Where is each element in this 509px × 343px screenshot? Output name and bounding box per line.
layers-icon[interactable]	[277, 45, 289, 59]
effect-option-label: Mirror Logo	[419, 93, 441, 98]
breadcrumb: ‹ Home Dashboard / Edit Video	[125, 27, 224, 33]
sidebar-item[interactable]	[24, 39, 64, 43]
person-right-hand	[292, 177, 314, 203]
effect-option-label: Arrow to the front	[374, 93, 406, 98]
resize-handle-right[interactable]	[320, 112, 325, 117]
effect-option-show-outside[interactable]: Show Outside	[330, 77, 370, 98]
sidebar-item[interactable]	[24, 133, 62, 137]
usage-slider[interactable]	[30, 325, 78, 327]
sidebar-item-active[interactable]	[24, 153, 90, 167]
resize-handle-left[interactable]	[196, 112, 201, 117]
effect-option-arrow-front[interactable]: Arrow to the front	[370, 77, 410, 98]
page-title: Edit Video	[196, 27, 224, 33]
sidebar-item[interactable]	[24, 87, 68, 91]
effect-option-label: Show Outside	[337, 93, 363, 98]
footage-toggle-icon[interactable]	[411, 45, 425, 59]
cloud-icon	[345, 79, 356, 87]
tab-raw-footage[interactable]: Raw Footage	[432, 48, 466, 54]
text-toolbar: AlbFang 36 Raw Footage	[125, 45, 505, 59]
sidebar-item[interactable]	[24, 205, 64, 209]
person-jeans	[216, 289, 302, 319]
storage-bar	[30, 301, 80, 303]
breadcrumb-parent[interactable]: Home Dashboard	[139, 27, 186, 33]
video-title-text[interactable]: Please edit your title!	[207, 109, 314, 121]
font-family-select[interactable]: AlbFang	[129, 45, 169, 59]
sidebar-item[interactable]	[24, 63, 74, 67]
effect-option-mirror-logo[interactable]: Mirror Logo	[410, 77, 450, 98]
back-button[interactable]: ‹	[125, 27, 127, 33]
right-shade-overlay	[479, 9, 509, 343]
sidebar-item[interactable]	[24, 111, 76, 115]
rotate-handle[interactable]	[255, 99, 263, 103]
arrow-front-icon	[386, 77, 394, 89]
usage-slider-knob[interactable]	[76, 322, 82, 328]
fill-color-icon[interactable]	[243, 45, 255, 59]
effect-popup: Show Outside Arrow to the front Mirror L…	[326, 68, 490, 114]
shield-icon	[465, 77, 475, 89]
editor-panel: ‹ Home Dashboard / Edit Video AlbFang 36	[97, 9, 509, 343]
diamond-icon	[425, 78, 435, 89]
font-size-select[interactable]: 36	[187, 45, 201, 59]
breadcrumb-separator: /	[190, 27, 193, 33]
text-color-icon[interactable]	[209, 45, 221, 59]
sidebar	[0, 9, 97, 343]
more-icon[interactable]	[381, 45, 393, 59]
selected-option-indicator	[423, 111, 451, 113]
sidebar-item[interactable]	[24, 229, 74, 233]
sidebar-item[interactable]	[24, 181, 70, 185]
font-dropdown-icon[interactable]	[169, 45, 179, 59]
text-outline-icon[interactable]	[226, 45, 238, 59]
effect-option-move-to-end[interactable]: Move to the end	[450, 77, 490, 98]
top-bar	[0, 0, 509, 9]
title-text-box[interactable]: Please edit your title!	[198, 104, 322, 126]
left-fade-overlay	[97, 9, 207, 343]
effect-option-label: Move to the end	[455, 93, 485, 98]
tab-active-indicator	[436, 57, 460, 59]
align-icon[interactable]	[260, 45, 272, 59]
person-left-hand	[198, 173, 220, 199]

→ **Exercise requirements**
Give these lines as a JSON list of strings, one string for each line of the records, leaving out blank lines.

→ **Expected answer**
[
  "Where is each element in this 509px × 343px screenshot? Output name and bounding box per line.",
  "layers-icon[interactable]\t[277, 45, 289, 59]",
  "effect-option-label: Mirror Logo\t[419, 93, 441, 98]",
  "breadcrumb: ‹ Home Dashboard / Edit Video\t[125, 27, 224, 33]",
  "sidebar-item[interactable]\t[24, 39, 64, 43]",
  "person-right-hand\t[292, 177, 314, 203]",
  "effect-option-label: Arrow to the front\t[374, 93, 406, 98]",
  "resize-handle-right[interactable]\t[320, 112, 325, 117]",
  "effect-option-show-outside[interactable]: Show Outside\t[330, 77, 370, 98]",
  "sidebar-item[interactable]\t[24, 133, 62, 137]",
  "usage-slider[interactable]\t[30, 325, 78, 327]",
  "sidebar-item-active[interactable]\t[24, 153, 90, 167]",
  "resize-handle-left[interactable]\t[196, 112, 201, 117]",
  "effect-option-arrow-front[interactable]: Arrow to the front\t[370, 77, 410, 98]",
  "page-title: Edit Video\t[196, 27, 224, 33]",
  "sidebar-item[interactable]\t[24, 87, 68, 91]",
  "effect-option-label: Show Outside\t[337, 93, 363, 98]",
  "footage-toggle-icon[interactable]\t[411, 45, 425, 59]",
  "cloud-icon\t[345, 79, 356, 87]",
  "tab-raw-footage[interactable]: Raw Footage\t[432, 48, 466, 54]",
  "text-toolbar: AlbFang 36 Raw Footage\t[125, 45, 505, 59]",
  "sidebar-item[interactable]\t[24, 205, 64, 209]",
  "person-jeans\t[216, 289, 302, 319]",
  "storage-bar\t[30, 301, 80, 303]",
  "breadcrumb-parent[interactable]: Home Dashboard\t[139, 27, 186, 33]",
  "video-title-text[interactable]: Please edit your title!\t[207, 109, 314, 121]",
  "font-family-select[interactable]: AlbFang\t[129, 45, 169, 59]",
  "sidebar-item[interactable]\t[24, 63, 74, 67]",
  "effect-option-mirror-logo[interactable]: Mirror Logo\t[410, 77, 450, 98]",
  "back-button[interactable]: ‹\t[125, 27, 127, 33]",
  "right-shade-overlay\t[479, 9, 509, 343]",
  "sidebar-item[interactable]\t[24, 111, 76, 115]",
  "rotate-handle[interactable]\t[255, 99, 263, 103]",
  "arrow-front-icon\t[386, 77, 394, 89]",
  "usage-slider-knob[interactable]\t[76, 322, 82, 328]",
  "fill-color-icon[interactable]\t[243, 45, 255, 59]",
  "effect-popup: Show Outside Arrow to the front Mirror L…\t[326, 68, 490, 114]",
  "shield-icon\t[465, 77, 475, 89]",
  "editor-panel: ‹ Home Dashboard / Edit Video AlbFang 36\t[97, 9, 509, 343]",
  "diamond-icon\t[425, 78, 435, 89]",
  "font-size-select[interactable]: 36\t[187, 45, 201, 59]",
  "breadcrumb-separator: /\t[190, 27, 193, 33]",
  "text-color-icon[interactable]\t[209, 45, 221, 59]",
  "sidebar\t[0, 9, 97, 343]",
  "more-icon[interactable]\t[381, 45, 393, 59]",
  "selected-option-indicator\t[423, 111, 451, 113]",
  "sidebar-item[interactable]\t[24, 229, 74, 233]",
  "sidebar-item[interactable]\t[24, 181, 70, 185]",
  "font-dropdown-icon[interactable]\t[169, 45, 179, 59]",
  "text-outline-icon[interactable]\t[226, 45, 238, 59]",
  "effect-option-move-to-end[interactable]: Move to the end\t[450, 77, 490, 98]",
  "top-bar\t[0, 0, 509, 9]",
  "title-text-box[interactable]: Please edit your title!\t[198, 104, 322, 126]",
  "left-fade-overlay\t[97, 9, 207, 343]",
  "effect-option-label: Move to the end\t[455, 93, 485, 98]",
  "tab-active-indicator\t[436, 57, 460, 59]",
  "align-icon[interactable]\t[260, 45, 272, 59]",
  "person-left-hand\t[198, 173, 220, 199]"
]